What is being asked: Count every line in the entries that follow where the word "name" appears, then state only the total.

Given information:

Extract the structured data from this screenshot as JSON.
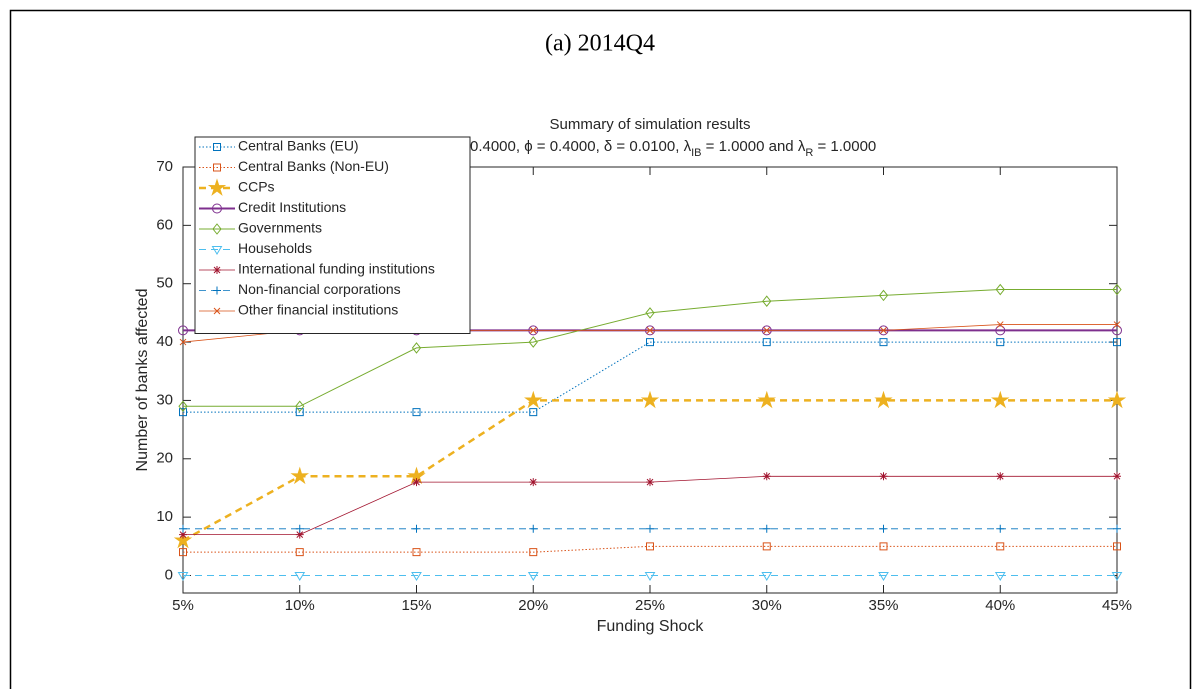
{
  "heading": "(a) 2014Q4",
  "chart_data": {
    "type": "line",
    "title": "Summary of simulation results",
    "subtitle": [
      "for κ = 0.4000, ϕ = 0.4000, δ = 0.0100, λ",
      "IB",
      " = 1.0000 and λ",
      "R",
      " = 1.0000"
    ],
    "x_label": "Funding Shock",
    "y_label": "Number of banks affected",
    "x": [
      5,
      10,
      15,
      20,
      25,
      30,
      35,
      40,
      45
    ],
    "xlim": [
      5,
      45
    ],
    "xticks": [
      {
        "value": 5,
        "label": "5%"
      },
      {
        "value": 10,
        "label": "10%"
      },
      {
        "value": 15,
        "label": "15%"
      },
      {
        "value": 20,
        "label": "20%"
      },
      {
        "value": 25,
        "label": "25%"
      },
      {
        "value": 30,
        "label": "30%"
      },
      {
        "value": 35,
        "label": "35%"
      },
      {
        "value": 40,
        "label": "40%"
      },
      {
        "value": 45,
        "label": "45%"
      }
    ],
    "ylim": [
      -3,
      70
    ],
    "yticks": [
      0,
      10,
      20,
      30,
      40,
      50,
      60,
      70
    ],
    "grid": false,
    "legend": "upper left",
    "series": [
      {
        "name": "Central Banks (EU)",
        "color": "#0072bd",
        "linestyle": "dotted",
        "marker": "square",
        "width": 1,
        "values": [
          28,
          28,
          28,
          28,
          40,
          40,
          40,
          40,
          40
        ]
      },
      {
        "name": "Central Banks (Non-EU)",
        "color": "#d95319",
        "linestyle": "dotted",
        "marker": "square",
        "width": 1,
        "values": [
          4,
          4,
          4,
          4,
          5,
          5,
          5,
          5,
          5
        ]
      },
      {
        "name": "CCPs",
        "color": "#edb120",
        "linestyle": "dashed",
        "marker": "star",
        "width": 2.5,
        "values": [
          6,
          17,
          17,
          30,
          30,
          30,
          30,
          30,
          30
        ]
      },
      {
        "name": "Credit Institutions",
        "color": "#7e2f8e",
        "linestyle": "solid",
        "marker": "circle",
        "width": 2,
        "values": [
          42,
          42,
          42,
          42,
          42,
          42,
          42,
          42,
          42
        ]
      },
      {
        "name": "Governments",
        "color": "#77ac30",
        "linestyle": "solid",
        "marker": "diamond",
        "width": 1,
        "values": [
          29,
          29,
          39,
          40,
          45,
          47,
          48,
          49,
          49
        ]
      },
      {
        "name": "Households",
        "color": "#4dbeee",
        "linestyle": "dashed",
        "marker": "triangle-down",
        "width": 1,
        "values": [
          0,
          0,
          0,
          0,
          0,
          0,
          0,
          0,
          0
        ]
      },
      {
        "name": "International funding institutions",
        "color": "#a2142f",
        "linestyle": "solid",
        "marker": "asterisk",
        "width": 0.8,
        "values": [
          7,
          7,
          16,
          16,
          16,
          17,
          17,
          17,
          17
        ]
      },
      {
        "name": "Non-financial corporations",
        "color": "#0072bd",
        "linestyle": "dashed",
        "marker": "plus",
        "width": 0.8,
        "values": [
          8,
          8,
          8,
          8,
          8,
          8,
          8,
          8,
          8
        ]
      },
      {
        "name": "Other financial institutions",
        "color": "#d95319",
        "linestyle": "solid",
        "marker": "x",
        "width": 0.8,
        "values": [
          40,
          42,
          42,
          42,
          42,
          42,
          42,
          43,
          43
        ]
      }
    ]
  }
}
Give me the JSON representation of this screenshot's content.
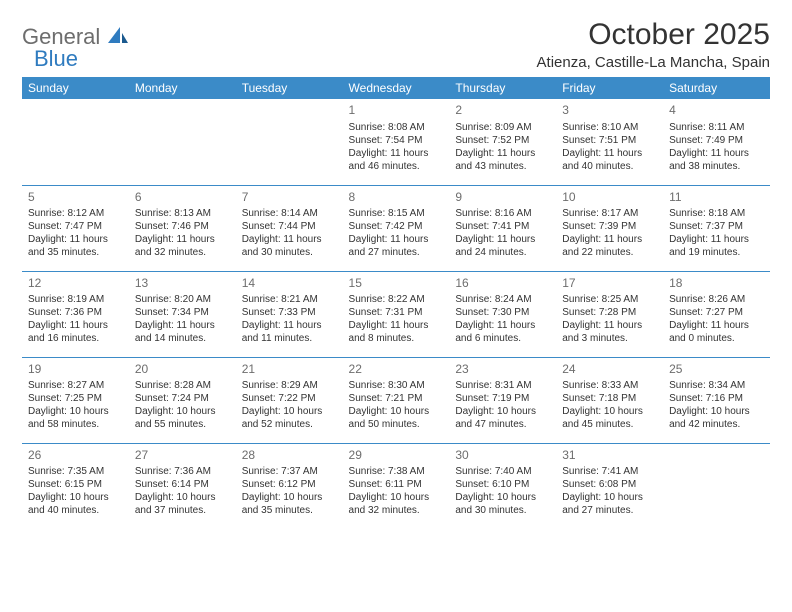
{
  "logo": {
    "text1": "General",
    "text2": "Blue"
  },
  "title": "October 2025",
  "location": "Atienza, Castille-La Mancha, Spain",
  "colors": {
    "header_bg": "#3b8bc8",
    "header_text": "#ffffff",
    "body_text": "#333333",
    "muted_text": "#6d6d6d",
    "rule": "#3b8bc8",
    "logo_grey": "#6d6d6d",
    "logo_blue": "#2f7bbf"
  },
  "day_headers": [
    "Sunday",
    "Monday",
    "Tuesday",
    "Wednesday",
    "Thursday",
    "Friday",
    "Saturday"
  ],
  "weeks": [
    [
      null,
      null,
      null,
      {
        "n": "1",
        "sr": "8:08 AM",
        "ss": "7:54 PM",
        "dl": "11 hours and 46 minutes."
      },
      {
        "n": "2",
        "sr": "8:09 AM",
        "ss": "7:52 PM",
        "dl": "11 hours and 43 minutes."
      },
      {
        "n": "3",
        "sr": "8:10 AM",
        "ss": "7:51 PM",
        "dl": "11 hours and 40 minutes."
      },
      {
        "n": "4",
        "sr": "8:11 AM",
        "ss": "7:49 PM",
        "dl": "11 hours and 38 minutes."
      }
    ],
    [
      {
        "n": "5",
        "sr": "8:12 AM",
        "ss": "7:47 PM",
        "dl": "11 hours and 35 minutes."
      },
      {
        "n": "6",
        "sr": "8:13 AM",
        "ss": "7:46 PM",
        "dl": "11 hours and 32 minutes."
      },
      {
        "n": "7",
        "sr": "8:14 AM",
        "ss": "7:44 PM",
        "dl": "11 hours and 30 minutes."
      },
      {
        "n": "8",
        "sr": "8:15 AM",
        "ss": "7:42 PM",
        "dl": "11 hours and 27 minutes."
      },
      {
        "n": "9",
        "sr": "8:16 AM",
        "ss": "7:41 PM",
        "dl": "11 hours and 24 minutes."
      },
      {
        "n": "10",
        "sr": "8:17 AM",
        "ss": "7:39 PM",
        "dl": "11 hours and 22 minutes."
      },
      {
        "n": "11",
        "sr": "8:18 AM",
        "ss": "7:37 PM",
        "dl": "11 hours and 19 minutes."
      }
    ],
    [
      {
        "n": "12",
        "sr": "8:19 AM",
        "ss": "7:36 PM",
        "dl": "11 hours and 16 minutes."
      },
      {
        "n": "13",
        "sr": "8:20 AM",
        "ss": "7:34 PM",
        "dl": "11 hours and 14 minutes."
      },
      {
        "n": "14",
        "sr": "8:21 AM",
        "ss": "7:33 PM",
        "dl": "11 hours and 11 minutes."
      },
      {
        "n": "15",
        "sr": "8:22 AM",
        "ss": "7:31 PM",
        "dl": "11 hours and 8 minutes."
      },
      {
        "n": "16",
        "sr": "8:24 AM",
        "ss": "7:30 PM",
        "dl": "11 hours and 6 minutes."
      },
      {
        "n": "17",
        "sr": "8:25 AM",
        "ss": "7:28 PM",
        "dl": "11 hours and 3 minutes."
      },
      {
        "n": "18",
        "sr": "8:26 AM",
        "ss": "7:27 PM",
        "dl": "11 hours and 0 minutes."
      }
    ],
    [
      {
        "n": "19",
        "sr": "8:27 AM",
        "ss": "7:25 PM",
        "dl": "10 hours and 58 minutes."
      },
      {
        "n": "20",
        "sr": "8:28 AM",
        "ss": "7:24 PM",
        "dl": "10 hours and 55 minutes."
      },
      {
        "n": "21",
        "sr": "8:29 AM",
        "ss": "7:22 PM",
        "dl": "10 hours and 52 minutes."
      },
      {
        "n": "22",
        "sr": "8:30 AM",
        "ss": "7:21 PM",
        "dl": "10 hours and 50 minutes."
      },
      {
        "n": "23",
        "sr": "8:31 AM",
        "ss": "7:19 PM",
        "dl": "10 hours and 47 minutes."
      },
      {
        "n": "24",
        "sr": "8:33 AM",
        "ss": "7:18 PM",
        "dl": "10 hours and 45 minutes."
      },
      {
        "n": "25",
        "sr": "8:34 AM",
        "ss": "7:16 PM",
        "dl": "10 hours and 42 minutes."
      }
    ],
    [
      {
        "n": "26",
        "sr": "7:35 AM",
        "ss": "6:15 PM",
        "dl": "10 hours and 40 minutes."
      },
      {
        "n": "27",
        "sr": "7:36 AM",
        "ss": "6:14 PM",
        "dl": "10 hours and 37 minutes."
      },
      {
        "n": "28",
        "sr": "7:37 AM",
        "ss": "6:12 PM",
        "dl": "10 hours and 35 minutes."
      },
      {
        "n": "29",
        "sr": "7:38 AM",
        "ss": "6:11 PM",
        "dl": "10 hours and 32 minutes."
      },
      {
        "n": "30",
        "sr": "7:40 AM",
        "ss": "6:10 PM",
        "dl": "10 hours and 30 minutes."
      },
      {
        "n": "31",
        "sr": "7:41 AM",
        "ss": "6:08 PM",
        "dl": "10 hours and 27 minutes."
      },
      null
    ]
  ],
  "labels": {
    "sunrise": "Sunrise:",
    "sunset": "Sunset:",
    "daylight": "Daylight:"
  }
}
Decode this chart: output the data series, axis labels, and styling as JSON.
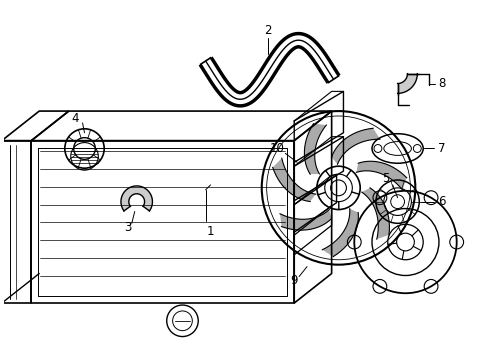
{
  "background_color": "#ffffff",
  "line_color": "#000000",
  "fig_width": 4.9,
  "fig_height": 3.6,
  "dpi": 100
}
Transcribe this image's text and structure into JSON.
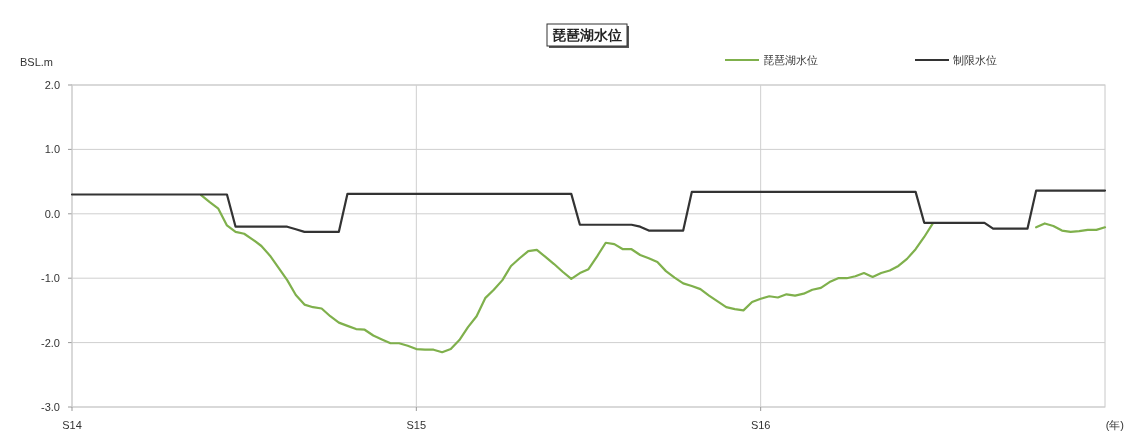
{
  "chart_data": {
    "type": "line",
    "title": "琵琶湖水位",
    "ylabel": "BSL.m",
    "xlabel": "(年)",
    "categories": [
      "S14",
      null,
      null,
      null,
      null,
      null,
      null,
      null,
      null,
      null,
      null,
      null,
      null,
      null,
      null,
      null,
      null,
      null,
      null,
      null,
      null,
      null,
      null,
      null,
      null,
      null,
      null,
      null,
      null,
      null,
      null,
      null,
      null,
      null,
      null,
      null,
      null,
      null,
      null,
      null,
      "S15",
      null,
      null,
      null,
      null,
      null,
      null,
      null,
      null,
      null,
      null,
      null,
      null,
      null,
      null,
      null,
      null,
      null,
      null,
      null,
      null,
      null,
      null,
      null,
      null,
      null,
      null,
      null,
      null,
      null,
      null,
      null,
      null,
      null,
      null,
      null,
      null,
      null,
      null,
      null,
      "S16",
      null,
      null,
      null,
      null,
      null,
      null,
      null,
      null,
      null,
      null,
      null,
      null,
      null,
      null,
      null,
      null,
      null,
      null,
      null,
      null,
      null,
      null,
      null,
      null,
      null,
      null,
      null,
      null,
      null,
      null,
      null,
      null,
      null,
      null,
      null,
      null,
      null,
      null,
      null,
      null
    ],
    "ylim": [
      -3,
      2
    ],
    "yticks": [
      {
        "value": 2,
        "label": "2.0"
      },
      {
        "value": 1,
        "label": "1.0"
      },
      {
        "value": 0,
        "label": "0.0"
      },
      {
        "value": -1,
        "label": "-1.0"
      },
      {
        "value": -2,
        "label": "-2.0"
      },
      {
        "value": -3,
        "label": "-3.0"
      }
    ],
    "grid": true,
    "legend": "top right",
    "marker": "none",
    "line_style": "solid",
    "series": [
      {
        "name": "琵琶湖水位",
        "color": "#7fb04c",
        "values": [
          null,
          null,
          null,
          null,
          null,
          null,
          null,
          null,
          null,
          null,
          null,
          null,
          null,
          null,
          null,
          0.29,
          0.18,
          0.08,
          -0.18,
          -0.28,
          -0.31,
          -0.4,
          -0.5,
          -0.65,
          -0.84,
          -1.03,
          -1.26,
          -1.41,
          -1.45,
          -1.47,
          -1.59,
          -1.69,
          -1.74,
          -1.79,
          -1.8,
          -1.89,
          -1.95,
          -2.01,
          -2.01,
          -2.05,
          -2.1,
          -2.11,
          -2.11,
          -2.15,
          -2.1,
          -1.96,
          -1.76,
          -1.59,
          -1.31,
          -1.18,
          -1.03,
          -0.81,
          -0.69,
          -0.58,
          -0.56,
          -0.67,
          -0.78,
          -0.9,
          -1.01,
          -0.92,
          -0.86,
          -0.66,
          -0.45,
          -0.47,
          -0.55,
          -0.55,
          -0.64,
          -0.69,
          -0.75,
          -0.89,
          -0.99,
          -1.08,
          -1.12,
          -1.17,
          -1.27,
          -1.36,
          -1.45,
          -1.48,
          -1.5,
          -1.37,
          -1.32,
          -1.28,
          -1.3,
          -1.25,
          -1.27,
          -1.24,
          -1.18,
          -1.15,
          -1.06,
          -1.0,
          -1.0,
          -0.97,
          -0.92,
          -0.98,
          -0.92,
          -0.88,
          -0.81,
          -0.7,
          -0.55,
          -0.36,
          -0.15,
          null,
          null,
          null,
          null,
          null,
          null,
          null,
          null,
          null,
          null,
          null,
          -0.21,
          -0.15,
          -0.19,
          -0.26,
          -0.28,
          -0.27,
          -0.25,
          -0.25,
          -0.21
        ]
      },
      {
        "name": "制限水位",
        "color": "#333333",
        "values": [
          0.3,
          0.3,
          0.3,
          0.3,
          0.3,
          0.3,
          0.3,
          0.3,
          0.3,
          0.3,
          0.3,
          0.3,
          0.3,
          0.3,
          0.3,
          0.3,
          0.3,
          0.3,
          0.3,
          -0.2,
          -0.2,
          -0.2,
          -0.2,
          -0.2,
          -0.2,
          -0.2,
          -0.24,
          -0.28,
          -0.28,
          -0.28,
          -0.28,
          -0.28,
          0.31,
          0.31,
          0.31,
          0.31,
          0.31,
          0.31,
          0.31,
          0.31,
          0.31,
          0.31,
          0.31,
          0.31,
          0.31,
          0.31,
          0.31,
          0.31,
          0.31,
          0.31,
          0.31,
          0.31,
          0.31,
          0.31,
          0.31,
          0.31,
          0.31,
          0.31,
          0.31,
          -0.17,
          -0.17,
          -0.17,
          -0.17,
          -0.17,
          -0.17,
          -0.17,
          -0.2,
          -0.26,
          -0.26,
          -0.26,
          -0.26,
          -0.26,
          0.34,
          0.34,
          0.34,
          0.34,
          0.34,
          0.34,
          0.34,
          0.34,
          0.34,
          0.34,
          0.34,
          0.34,
          0.34,
          0.34,
          0.34,
          0.34,
          0.34,
          0.34,
          0.34,
          0.34,
          0.34,
          0.34,
          0.34,
          0.34,
          0.34,
          0.34,
          0.34,
          -0.14,
          -0.14,
          -0.14,
          -0.14,
          -0.14,
          -0.14,
          -0.14,
          -0.14,
          -0.23,
          -0.23,
          -0.23,
          -0.23,
          -0.23,
          0.36,
          0.36,
          0.36,
          0.36,
          0.36,
          0.36,
          0.36,
          0.36,
          0.36
        ]
      }
    ]
  }
}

Final result: 11